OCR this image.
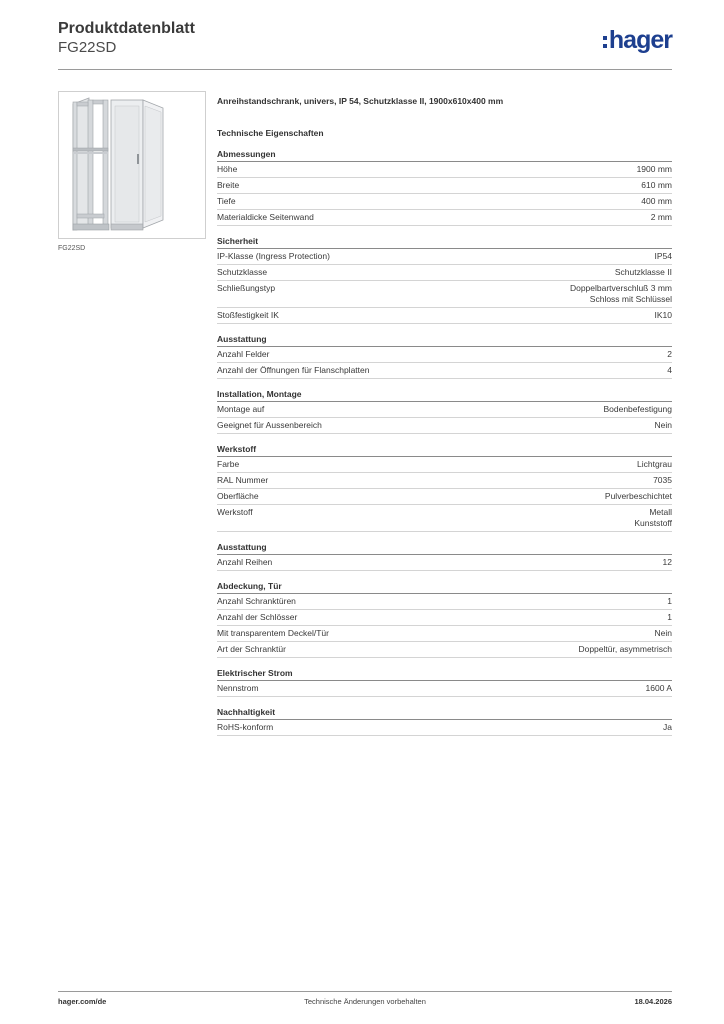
Produktdatenblatt
FG22SD	hager
FG22SD
Anreihstandschrank, univers, IP 54, Schutzklasse II, 1900x610x400 mm
Technische Eigenschaften
Abmessungen
Höhe	1900 mm
Breite	610 mm
Tiefe	400 mm
Materialdicke Seitenwand	2 mm
Sicherheit
IP-Klasse (Ingress Protection)	IP54
Schutzklasse	Schutzklasse II
Schließungstyp	Doppelbartverschluß 3 mm
Schloss mit Schlüssel
Stoßfestigkeit IK	IK10
Ausstattung
Anzahl Felder	2
Anzahl der Öffnungen für Flanschplatten	4
Installation, Montage
Montage auf	Bodenbefestigung
Geeignet für Aussenbereich	Nein
Werkstoff
Farbe	Lichtgrau
RAL Nummer	7035
Oberfläche	Pulverbeschichtet
Werkstoff	Metall
Kunststoff
Ausstattung
Anzahl Reihen	12
Abdeckung, Tür
Anzahl Schranktüren	1
Anzahl der Schlösser	1
Mit transparentem Deckel/Tür	Nein
Art der Schranktür	Doppeltür, asymmetrisch
Elektrischer Strom
Nennstrom	1600 A
Nachhaltigkeit
RoHS-konform	Ja
hager.com/de	Technische Änderungen vorbehalten	18.04.2026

■ **Task**
Transcribe the material exactly, leaving every picture out.

■ **Result of the task**
OCR this image.
Produktdatenblatt
FG22SD	hager
FG22SD
Anreihstandschrank, univers, IP 54, Schutzklasse II, 1900x610x400 mm
Technische Eigenschaften
Abmessungen
Höhe	1900 mm
Breite	610 mm
Tiefe	400 mm
Materialdicke Seitenwand	2 mm
Sicherheit
IP-Klasse (Ingress Protection)	IP54
Schutzklasse	Schutzklasse II
Schließungstyp	Doppelbartverschluß 3 mm
Schloss mit Schlüssel
Stoßfestigkeit IK	IK10
Ausstattung
Anzahl Felder	2
Anzahl der Öffnungen für Flanschplatten	4
Installation, Montage
Montage auf	Bodenbefestigung
Geeignet für Aussenbereich	Nein
Werkstoff
Farbe	Lichtgrau
RAL Nummer	7035
Oberfläche	Pulverbeschichtet
Werkstoff	Metall
Kunststoff
Ausstattung
Anzahl Reihen	12
Abdeckung, Tür
Anzahl Schranktüren	1
Anzahl der Schlösser	1
Mit transparentem Deckel/Tür	Nein
Art der Schranktür	Doppeltür, asymmetrisch
Elektrischer Strom
Nennstrom	1600 A
Nachhaltigkeit
RoHS-konform	Ja
hager.com/de	Technische Änderungen vorbehalten	18.04.2026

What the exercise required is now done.